[Passage shown]:
---
Enderun Colleges is a private non-sectarian undergraduate college situated at the Bonifacio Global City in Taguig, Metro Manila, Philippines.

It was established in 2005, then in its former campus in Wynsum Corporate Plaza in Ortigas Center. In 2008, it moved to its permanent 1.7-hectare campus in McKinley Hill, Bonifacio Global City, Metro Manila.

Enderun takes its name from Enderun, the palace school established in Turkey during the Ottoman Empire where the most promising children were educated.

Enderun Colleges’ bachelor's degree programs are not accredited by the Commission on Higher Education (CHED).

History 
Established in 2005 by a group of business and community leaders, Jack Tuason, Javier Infante, and John Suits, who previously founded Ambergris Solutions, now known as TELUS International Philippines.
Joined by Daniel Perez, an alumnus of Les Roches International School of Hotel Management, with prominent business leaders Jean-Henri Lhuillier  of PJ Lhuillier, Inc., Rosanna Fores of TELUS International Philippines, John Tiu of JTKC Group of Companies, Alvin Lao of Chemrez Technologies, and senior US-based executives from Hyatt Corporation.

In 2006 the college launched with the accreditation of the Philippine Commission on Higher Education (CHED) and with Dr. Lorraine Villanueva as the founding Dean. There were 80 students enrolled in the college's one degree, International Hospitality Management, with specialization in Hotel Administration or Culinary Arts.Formed an academic partnership with Les Roches Swiss Hotel Association Hotel Management School (later renamed as Les Roches International School of Hotel Management in 2007), a top hotel and tourism management college in Switzerland and Spain. The partnership allows Enderun students to earn a Certificate in Hospitality Operations from Les Roches as they study for their Enderun's bachelor's degree.
---
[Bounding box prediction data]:

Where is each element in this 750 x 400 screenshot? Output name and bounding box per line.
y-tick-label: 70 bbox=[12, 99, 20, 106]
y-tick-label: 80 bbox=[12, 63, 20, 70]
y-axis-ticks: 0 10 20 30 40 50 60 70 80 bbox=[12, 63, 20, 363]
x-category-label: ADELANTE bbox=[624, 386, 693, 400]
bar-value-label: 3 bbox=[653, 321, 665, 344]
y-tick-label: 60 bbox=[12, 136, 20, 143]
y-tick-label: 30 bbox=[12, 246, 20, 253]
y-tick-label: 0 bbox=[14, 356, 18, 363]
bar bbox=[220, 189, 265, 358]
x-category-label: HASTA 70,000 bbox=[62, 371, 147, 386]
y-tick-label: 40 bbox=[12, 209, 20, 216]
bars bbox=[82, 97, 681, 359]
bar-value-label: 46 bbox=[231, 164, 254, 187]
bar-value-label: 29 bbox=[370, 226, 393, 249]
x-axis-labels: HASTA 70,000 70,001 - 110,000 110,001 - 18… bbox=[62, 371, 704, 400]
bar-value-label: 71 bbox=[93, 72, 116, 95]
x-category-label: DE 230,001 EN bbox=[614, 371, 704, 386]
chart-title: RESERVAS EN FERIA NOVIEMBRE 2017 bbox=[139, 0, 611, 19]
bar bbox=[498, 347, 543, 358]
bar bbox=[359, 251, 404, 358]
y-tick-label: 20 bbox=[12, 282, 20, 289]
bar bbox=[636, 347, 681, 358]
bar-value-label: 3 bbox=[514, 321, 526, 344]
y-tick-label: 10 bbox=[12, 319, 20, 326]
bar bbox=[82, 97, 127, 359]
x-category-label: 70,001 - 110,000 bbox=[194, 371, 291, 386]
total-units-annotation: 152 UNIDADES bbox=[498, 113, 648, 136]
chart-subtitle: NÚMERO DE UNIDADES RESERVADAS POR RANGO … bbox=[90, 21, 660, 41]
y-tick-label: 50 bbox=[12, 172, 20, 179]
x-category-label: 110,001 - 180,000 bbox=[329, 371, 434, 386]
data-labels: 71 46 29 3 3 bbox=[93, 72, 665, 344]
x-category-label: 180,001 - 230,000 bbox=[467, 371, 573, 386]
---
[Tasks]:
a – From the article on Enderun Colleges, copy the part that opens with the words containing "In 2006 the" and closes with "Enderun's bachelor's degree.", renaming "founding Dean" to "first Dean".
b – According to the article on Enderun Colleges, in what year did the college move to its permanent campus in McKinley Hill?

[Answer set]:
a –
In 2006 the college launched with the accreditation of the Philippine Commission on Higher Education (CHED) and with Dr. Lorraine Villanueva as the first Dean. There were 80 students enrolled in the college's one degree, International Hospitality Management, with specialization in Hotel Administration or Culinary Arts.Formed an academic partnership with Les Roches Swiss Hotel Association Hotel Management School (later renamed as Les Roches International School of Hotel Management in 2007), a top hotel and tourism management college in Switzerland and Spain. The partnership allows Enderun students to earn a Certificate in Hospitality Operations from Les Roches as they study for their Enderun's bachelor's degree.

b – 2008